Pick out the lines below that include the string "Criar".

Extracted records:
---+---
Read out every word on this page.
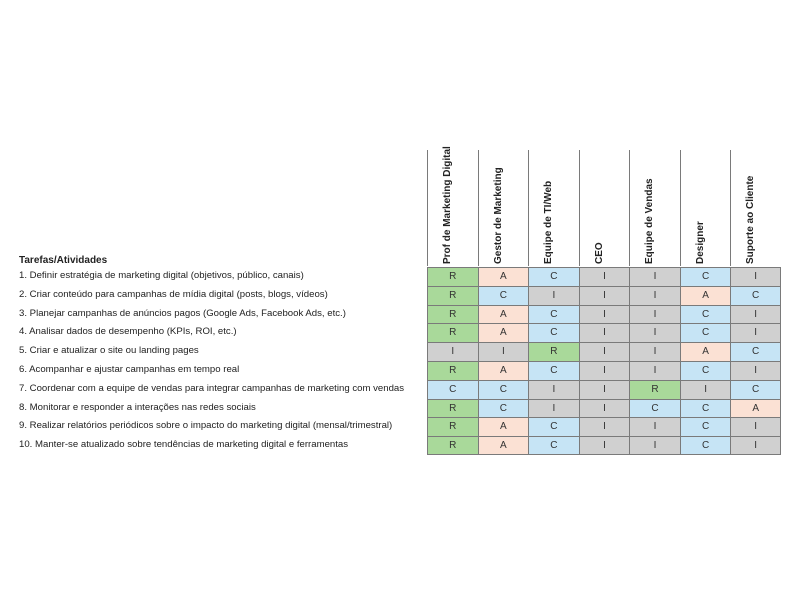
Prof de Marketing Digital	Gestor de Marketing	Equipe de TI/Web	CEO	Equipe de Vendas	Designer	Suporte ao Cliente
Tarefas/Atividades
1. Definir estratégia de marketing digital (objetivos, público, canais)	R	A	C	I	I	C	I
2. Criar conteúdo para campanhas de mídia digital (posts, blogs, vídeos)	R	C	I	I	I	A	C
3. Planejar campanhas de anúncios pagos (Google Ads, Facebook Ads, etc.)	R	A	C	I	I	C	I
4. Analisar dados de desempenho (KPIs, ROI, etc.)	R	A	C	I	I	C	I
5. Criar e atualizar o site ou landing pages	I	I	R	I	I	A	C
6. Acompanhar e ajustar campanhas em tempo real	R	A	C	I	I	C	I
7. Coordenar com a equipe de vendas para integrar campanhas de marketing com vendas	C	C	I	I	R	I	C
8. Monitorar e responder a interações nas redes sociais	R	C	I	I	C	C	A
9. Realizar relatórios periódicos sobre o impacto do marketing digital (mensal/trimestral)	R	A	C	I	I	C	I
10. Manter-se atualizado sobre tendências de marketing digital e ferramentas	R	A	C	I	I	C	I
---+---
* Response to this exercise *
2. Criar conteúdo para campanhas de mídia digital (posts, blogs, vídeos)	R	C	I	I	I	A	C
5. Criar e atualizar o site ou landing pages	I	I	R	I	I	A	C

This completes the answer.